◆ Task goal
State how many lines in the listing below include the word "slope", and add nothing besides the number.

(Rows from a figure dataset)
-- Start --

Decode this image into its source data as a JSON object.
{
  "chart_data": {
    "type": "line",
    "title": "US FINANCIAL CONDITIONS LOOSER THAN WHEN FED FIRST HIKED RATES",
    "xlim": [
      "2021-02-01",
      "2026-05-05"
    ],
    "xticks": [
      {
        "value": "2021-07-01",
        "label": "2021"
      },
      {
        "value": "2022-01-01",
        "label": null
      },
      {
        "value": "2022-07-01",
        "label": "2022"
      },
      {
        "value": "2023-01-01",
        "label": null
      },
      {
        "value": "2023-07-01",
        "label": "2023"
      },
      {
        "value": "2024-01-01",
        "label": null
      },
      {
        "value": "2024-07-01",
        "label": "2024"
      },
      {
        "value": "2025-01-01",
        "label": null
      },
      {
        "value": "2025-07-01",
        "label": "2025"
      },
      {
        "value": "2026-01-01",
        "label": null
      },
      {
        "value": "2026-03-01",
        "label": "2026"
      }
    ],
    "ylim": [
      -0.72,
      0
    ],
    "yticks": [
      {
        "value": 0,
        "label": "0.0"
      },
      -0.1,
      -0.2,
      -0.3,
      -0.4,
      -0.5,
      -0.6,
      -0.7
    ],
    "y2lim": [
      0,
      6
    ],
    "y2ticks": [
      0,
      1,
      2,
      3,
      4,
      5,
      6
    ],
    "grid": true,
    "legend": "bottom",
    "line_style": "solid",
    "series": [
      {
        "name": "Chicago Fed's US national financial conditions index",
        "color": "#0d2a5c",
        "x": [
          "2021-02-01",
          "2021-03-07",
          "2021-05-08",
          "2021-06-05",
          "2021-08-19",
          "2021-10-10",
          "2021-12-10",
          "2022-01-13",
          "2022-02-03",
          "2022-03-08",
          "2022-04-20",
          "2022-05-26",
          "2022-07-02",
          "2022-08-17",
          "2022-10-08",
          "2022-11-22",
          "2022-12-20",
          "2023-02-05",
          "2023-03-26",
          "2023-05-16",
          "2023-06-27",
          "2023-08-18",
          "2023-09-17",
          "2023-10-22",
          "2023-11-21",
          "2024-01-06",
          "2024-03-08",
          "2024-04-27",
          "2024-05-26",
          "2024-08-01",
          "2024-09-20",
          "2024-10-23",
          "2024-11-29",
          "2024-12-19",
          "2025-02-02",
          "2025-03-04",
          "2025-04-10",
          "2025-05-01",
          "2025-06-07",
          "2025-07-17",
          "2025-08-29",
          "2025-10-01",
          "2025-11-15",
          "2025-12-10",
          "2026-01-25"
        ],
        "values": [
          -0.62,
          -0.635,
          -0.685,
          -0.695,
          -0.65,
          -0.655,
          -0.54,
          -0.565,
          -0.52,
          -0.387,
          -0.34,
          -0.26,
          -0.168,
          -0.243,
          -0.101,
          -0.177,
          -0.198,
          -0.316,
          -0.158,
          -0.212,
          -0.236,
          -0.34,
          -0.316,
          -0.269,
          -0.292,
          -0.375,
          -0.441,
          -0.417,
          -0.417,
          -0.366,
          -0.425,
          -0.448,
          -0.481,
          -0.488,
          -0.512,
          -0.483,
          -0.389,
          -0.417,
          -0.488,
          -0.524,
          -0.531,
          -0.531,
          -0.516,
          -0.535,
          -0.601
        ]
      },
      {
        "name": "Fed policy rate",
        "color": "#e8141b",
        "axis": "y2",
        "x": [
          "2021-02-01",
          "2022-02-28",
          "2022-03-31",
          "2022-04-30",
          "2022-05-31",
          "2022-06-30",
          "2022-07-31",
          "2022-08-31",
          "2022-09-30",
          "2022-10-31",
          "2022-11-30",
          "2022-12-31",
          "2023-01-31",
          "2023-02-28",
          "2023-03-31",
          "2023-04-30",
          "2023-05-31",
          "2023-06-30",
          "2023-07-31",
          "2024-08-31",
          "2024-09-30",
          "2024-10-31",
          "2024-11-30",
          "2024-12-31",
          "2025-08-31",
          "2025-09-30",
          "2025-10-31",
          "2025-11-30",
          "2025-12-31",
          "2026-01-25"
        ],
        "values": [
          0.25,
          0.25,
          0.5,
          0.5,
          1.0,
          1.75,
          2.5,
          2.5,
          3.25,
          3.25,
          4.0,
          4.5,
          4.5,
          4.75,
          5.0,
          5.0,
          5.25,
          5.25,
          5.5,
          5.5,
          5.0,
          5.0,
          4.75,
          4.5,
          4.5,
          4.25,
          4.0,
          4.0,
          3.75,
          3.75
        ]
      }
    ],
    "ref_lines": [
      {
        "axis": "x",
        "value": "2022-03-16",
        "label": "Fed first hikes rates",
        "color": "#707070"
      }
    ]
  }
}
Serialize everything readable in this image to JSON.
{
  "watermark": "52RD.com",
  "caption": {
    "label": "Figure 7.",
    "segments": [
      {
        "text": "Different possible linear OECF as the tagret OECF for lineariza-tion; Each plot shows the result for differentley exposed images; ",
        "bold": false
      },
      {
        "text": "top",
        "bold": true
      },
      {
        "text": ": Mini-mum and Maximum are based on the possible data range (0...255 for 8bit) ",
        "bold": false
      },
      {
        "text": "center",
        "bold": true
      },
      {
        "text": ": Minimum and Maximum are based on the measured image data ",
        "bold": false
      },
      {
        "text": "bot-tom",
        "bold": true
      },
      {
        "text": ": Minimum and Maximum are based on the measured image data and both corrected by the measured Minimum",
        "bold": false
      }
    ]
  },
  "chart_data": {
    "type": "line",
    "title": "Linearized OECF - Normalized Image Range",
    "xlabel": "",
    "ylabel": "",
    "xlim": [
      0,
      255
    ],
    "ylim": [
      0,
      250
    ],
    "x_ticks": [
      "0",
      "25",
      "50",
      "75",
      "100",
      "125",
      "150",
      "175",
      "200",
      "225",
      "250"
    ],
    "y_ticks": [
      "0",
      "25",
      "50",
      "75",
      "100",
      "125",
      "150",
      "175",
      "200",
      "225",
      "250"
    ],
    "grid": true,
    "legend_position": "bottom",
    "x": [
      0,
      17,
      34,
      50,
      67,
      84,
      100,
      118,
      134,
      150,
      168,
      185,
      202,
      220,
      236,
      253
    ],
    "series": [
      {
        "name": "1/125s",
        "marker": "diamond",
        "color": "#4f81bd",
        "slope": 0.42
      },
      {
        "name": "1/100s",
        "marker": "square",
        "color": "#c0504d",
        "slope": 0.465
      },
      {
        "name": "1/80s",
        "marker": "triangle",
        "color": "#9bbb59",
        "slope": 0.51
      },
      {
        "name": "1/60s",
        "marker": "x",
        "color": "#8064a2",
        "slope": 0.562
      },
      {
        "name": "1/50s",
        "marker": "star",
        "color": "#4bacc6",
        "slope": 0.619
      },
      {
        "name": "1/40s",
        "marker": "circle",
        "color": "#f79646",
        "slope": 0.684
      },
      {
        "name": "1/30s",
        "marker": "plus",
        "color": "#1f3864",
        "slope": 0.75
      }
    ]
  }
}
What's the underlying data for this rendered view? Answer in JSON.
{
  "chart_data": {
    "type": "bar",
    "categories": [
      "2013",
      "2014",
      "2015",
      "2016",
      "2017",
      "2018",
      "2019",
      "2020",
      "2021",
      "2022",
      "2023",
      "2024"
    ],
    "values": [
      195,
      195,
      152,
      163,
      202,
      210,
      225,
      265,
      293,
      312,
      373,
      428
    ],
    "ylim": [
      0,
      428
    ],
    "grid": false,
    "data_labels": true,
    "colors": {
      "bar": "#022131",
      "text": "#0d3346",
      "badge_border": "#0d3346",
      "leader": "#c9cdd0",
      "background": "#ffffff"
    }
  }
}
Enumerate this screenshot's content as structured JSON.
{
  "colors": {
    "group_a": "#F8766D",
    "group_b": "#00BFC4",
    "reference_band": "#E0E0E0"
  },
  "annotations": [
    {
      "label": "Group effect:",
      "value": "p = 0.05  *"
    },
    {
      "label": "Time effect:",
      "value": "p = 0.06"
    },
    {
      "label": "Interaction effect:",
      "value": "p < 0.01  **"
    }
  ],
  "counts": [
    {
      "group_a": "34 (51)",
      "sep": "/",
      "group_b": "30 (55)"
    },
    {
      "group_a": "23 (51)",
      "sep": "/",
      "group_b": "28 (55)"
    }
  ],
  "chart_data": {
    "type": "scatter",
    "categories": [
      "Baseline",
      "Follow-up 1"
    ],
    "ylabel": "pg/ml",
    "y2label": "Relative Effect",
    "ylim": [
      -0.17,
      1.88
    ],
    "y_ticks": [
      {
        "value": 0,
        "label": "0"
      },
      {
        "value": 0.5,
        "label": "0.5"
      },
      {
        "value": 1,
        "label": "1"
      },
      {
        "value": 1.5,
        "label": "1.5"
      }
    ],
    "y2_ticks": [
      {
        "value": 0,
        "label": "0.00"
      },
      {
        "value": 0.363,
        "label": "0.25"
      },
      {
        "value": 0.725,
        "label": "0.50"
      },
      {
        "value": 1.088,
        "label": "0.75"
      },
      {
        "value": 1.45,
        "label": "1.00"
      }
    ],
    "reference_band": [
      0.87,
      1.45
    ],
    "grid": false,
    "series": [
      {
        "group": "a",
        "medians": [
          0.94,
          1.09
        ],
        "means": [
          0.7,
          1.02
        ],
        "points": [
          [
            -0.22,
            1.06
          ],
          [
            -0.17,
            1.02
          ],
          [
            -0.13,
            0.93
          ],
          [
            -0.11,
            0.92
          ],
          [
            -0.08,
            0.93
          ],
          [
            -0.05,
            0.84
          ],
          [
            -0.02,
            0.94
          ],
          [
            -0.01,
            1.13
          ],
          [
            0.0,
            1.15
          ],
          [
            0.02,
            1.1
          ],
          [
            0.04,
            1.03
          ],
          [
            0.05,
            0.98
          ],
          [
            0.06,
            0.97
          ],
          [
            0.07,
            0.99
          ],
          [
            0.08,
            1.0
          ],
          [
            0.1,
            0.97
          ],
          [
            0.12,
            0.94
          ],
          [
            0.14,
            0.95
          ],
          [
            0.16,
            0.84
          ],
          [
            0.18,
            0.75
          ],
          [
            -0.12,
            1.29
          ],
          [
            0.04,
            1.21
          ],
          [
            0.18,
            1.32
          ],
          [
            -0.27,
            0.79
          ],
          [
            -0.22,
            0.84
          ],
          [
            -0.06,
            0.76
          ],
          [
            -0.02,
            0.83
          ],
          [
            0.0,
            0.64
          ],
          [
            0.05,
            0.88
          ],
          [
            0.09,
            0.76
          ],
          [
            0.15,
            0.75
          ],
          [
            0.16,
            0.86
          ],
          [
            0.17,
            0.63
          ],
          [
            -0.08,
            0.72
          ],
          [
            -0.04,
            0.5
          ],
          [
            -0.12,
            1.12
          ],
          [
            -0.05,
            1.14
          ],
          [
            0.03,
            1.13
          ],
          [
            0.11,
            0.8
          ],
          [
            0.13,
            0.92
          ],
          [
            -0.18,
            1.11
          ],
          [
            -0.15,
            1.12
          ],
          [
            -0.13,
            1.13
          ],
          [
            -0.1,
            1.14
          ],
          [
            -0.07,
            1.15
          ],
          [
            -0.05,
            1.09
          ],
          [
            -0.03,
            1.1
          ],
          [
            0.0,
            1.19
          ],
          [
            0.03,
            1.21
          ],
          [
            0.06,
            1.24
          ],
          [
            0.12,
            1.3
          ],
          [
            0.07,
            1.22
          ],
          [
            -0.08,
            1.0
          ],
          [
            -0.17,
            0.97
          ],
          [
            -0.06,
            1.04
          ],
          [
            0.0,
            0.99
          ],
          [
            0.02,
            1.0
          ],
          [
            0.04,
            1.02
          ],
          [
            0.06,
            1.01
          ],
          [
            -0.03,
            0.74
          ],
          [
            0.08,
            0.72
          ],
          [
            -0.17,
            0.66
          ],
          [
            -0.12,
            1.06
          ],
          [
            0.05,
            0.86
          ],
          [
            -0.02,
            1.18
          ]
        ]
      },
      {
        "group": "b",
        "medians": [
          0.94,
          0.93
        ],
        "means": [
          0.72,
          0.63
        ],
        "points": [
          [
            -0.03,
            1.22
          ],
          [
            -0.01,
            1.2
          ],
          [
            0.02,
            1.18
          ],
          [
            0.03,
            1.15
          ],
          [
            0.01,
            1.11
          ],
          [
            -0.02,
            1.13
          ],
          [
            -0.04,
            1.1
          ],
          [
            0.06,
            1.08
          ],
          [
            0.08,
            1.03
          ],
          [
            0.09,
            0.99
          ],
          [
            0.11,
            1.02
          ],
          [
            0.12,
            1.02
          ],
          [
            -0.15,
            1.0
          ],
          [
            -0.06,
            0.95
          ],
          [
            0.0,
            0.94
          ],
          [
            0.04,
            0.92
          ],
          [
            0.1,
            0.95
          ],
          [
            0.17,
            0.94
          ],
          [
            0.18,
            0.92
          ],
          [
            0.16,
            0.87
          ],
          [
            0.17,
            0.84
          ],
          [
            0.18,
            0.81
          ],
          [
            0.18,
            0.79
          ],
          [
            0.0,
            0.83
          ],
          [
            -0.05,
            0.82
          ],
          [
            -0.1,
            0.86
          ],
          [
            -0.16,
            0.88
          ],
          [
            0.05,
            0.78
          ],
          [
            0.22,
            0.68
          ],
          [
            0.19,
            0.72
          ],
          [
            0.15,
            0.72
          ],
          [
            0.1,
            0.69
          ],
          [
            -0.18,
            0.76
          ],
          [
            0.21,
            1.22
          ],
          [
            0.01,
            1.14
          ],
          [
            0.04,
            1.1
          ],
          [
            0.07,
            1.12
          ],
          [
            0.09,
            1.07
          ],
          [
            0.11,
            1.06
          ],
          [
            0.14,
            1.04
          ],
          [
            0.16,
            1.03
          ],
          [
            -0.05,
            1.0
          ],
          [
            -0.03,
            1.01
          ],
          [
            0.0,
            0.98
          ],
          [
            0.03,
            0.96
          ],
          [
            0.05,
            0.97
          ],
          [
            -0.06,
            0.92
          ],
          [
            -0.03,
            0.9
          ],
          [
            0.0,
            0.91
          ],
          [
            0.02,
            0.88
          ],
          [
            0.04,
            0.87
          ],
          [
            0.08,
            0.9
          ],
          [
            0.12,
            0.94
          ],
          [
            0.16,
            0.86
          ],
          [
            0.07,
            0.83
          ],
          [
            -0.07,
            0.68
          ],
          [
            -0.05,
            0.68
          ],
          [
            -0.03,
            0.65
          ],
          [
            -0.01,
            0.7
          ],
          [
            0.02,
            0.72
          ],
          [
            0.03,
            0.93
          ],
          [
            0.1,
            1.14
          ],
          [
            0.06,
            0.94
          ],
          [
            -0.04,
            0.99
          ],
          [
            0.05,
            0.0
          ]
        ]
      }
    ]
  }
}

-- End --

◆ Response to the task
7